> _LISTED ENTRIES_:
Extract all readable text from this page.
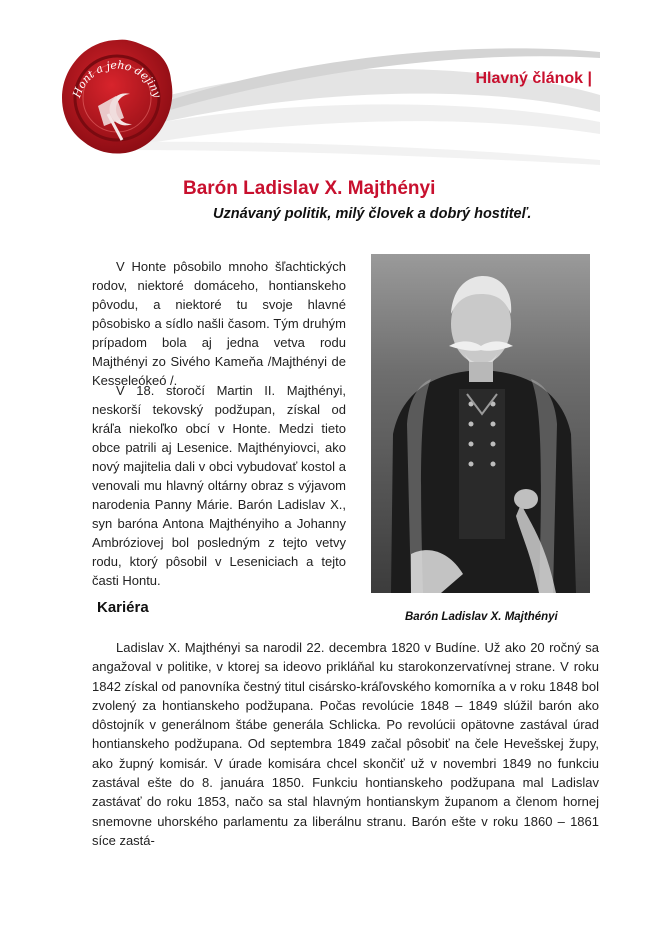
Hont a jeho dejiny
Hlavný článok |
Barón Ladislav X. Majthényi
Uznávaný politik, milý človek a dobrý hostiteľ.

V Honte pôsobilo mnoho šľachtických rodov, niektoré domáceho, hontianskeho pôvodu, a niektoré tu svoje hlavné pôsobisko a sídlo našli časom. Tým druhým prípadom bola aj jedna vetva rodu Majthényi zo Sivého Kameňa /Majthényi de Kesseleókeó /.

V 18. storočí Martin II. Majthényi, neskorší tekovský podžupan, získal od kráľa niekoľko obcí v Honte. Medzi tieto obce patrili aj Lesenice. Majthényiovci, ako nový majitelia dali v obci vybudovať kostol a venovali mu hlavný oltárny obraz s výjavom narodenia Panny Márie. Barón Ladislav X., syn baróna Antona Majthényiho a Johanny Ambróziovej bol posledným z tejto vetvy rodu, ktorý pôsobil v Leseniciach a tejto časti Hontu.

Barón Ladislav X. Majthényi
Kariéra

Ladislav X. Majthényi sa narodil 22. decembra 1820 v Budíne. Už ako 20 ročný sa angažoval v politike, v ktorej sa ideovo prikláňal ku starokonzervatívnej strane. V roku 1842 získal od panovníka čestný titul cisársko-kráľovského komorníka a v roku 1848 bol zvolený za hontianskeho podžupana. Počas revolúcie 1848 – 1849 slúžil barón ako dôstojník v generálnom štábe generála Schlicka. Po revolúcii opätovne zastával úrad hontianskeho podžupana. Od septembra 1849 začal pôsobiť na čele Hevešskej župy, ako župný komisár. V úrade komisára chcel skončiť už v novembri 1849 no funkciu zastával ešte do 8. januára 1850. Funkciu hontianskeho podžupana mal Ladislav zastávať do roku 1853, načo sa stal hlavným hontianskym županom a členom hornej snemovne uhorského parlamentu za liberálnu stranu. Barón ešte v roku 1860 – 1861 síce zastá-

> _WHAT TO WORK ON_: The material above must be printed exactly, with its pictures left out.

> _OUTPUT OF THE EXERCISE_:
Extract all readable text from this page.
Hont a jeho dejiny
Hlavný článok |
Barón Ladislav X. Majthényi
Uznávaný politik, milý človek a dobrý hostiteľ.

V Honte pôsobilo mnoho šľachtických rodov, niektoré domáceho, hontianskeho pôvodu, a niektoré tu svoje hlavné pôsobisko a sídlo našli časom. Tým druhým prípadom bola aj jedna vetva rodu Majthényi zo Sivého Kameňa /Majthényi de Kesseleókeó /.

V 18. storočí Martin II. Majthényi, neskorší tekovský podžupan, získal od kráľa niekoľko obcí v Honte. Medzi tieto obce patrili aj Lesenice. Majthényiovci, ako nový majitelia dali v obci vybudovať kostol a venovali mu hlavný oltárny obraz s výjavom narodenia Panny Márie. Barón Ladislav X., syn baróna Antona Majthényiho a Johanny Ambróziovej bol posledným z tejto vetvy rodu, ktorý pôsobil v Leseniciach a tejto časti Hontu.

Barón Ladislav X. Majthényi
Kariéra

Ladislav X. Majthényi sa narodil 22. decembra 1820 v Budíne. Už ako 20 ročný sa angažoval v politike, v ktorej sa ideovo prikláňal ku starokonzervatívnej strane. V roku 1842 získal od panovníka čestný titul cisársko-kráľovského komorníka a v roku 1848 bol zvolený za hontianskeho podžupana. Počas revolúcie 1848 – 1849 slúžil barón ako dôstojník v generálnom štábe generála Schlicka. Po revolúcii opätovne zastával úrad hontianskeho podžupana. Od septembra 1849 začal pôsobiť na čele Hevešskej župy, ako župný komisár. V úrade komisára chcel skončiť už v novembri 1849 no funkciu zastával ešte do 8. januára 1850. Funkciu hontianskeho podžupana mal Ladislav zastávať do roku 1853, načo sa stal hlavným hontianskym županom a členom hornej snemovne uhorského parlamentu za liberálnu stranu. Barón ešte v roku 1860 – 1861 síce zastá-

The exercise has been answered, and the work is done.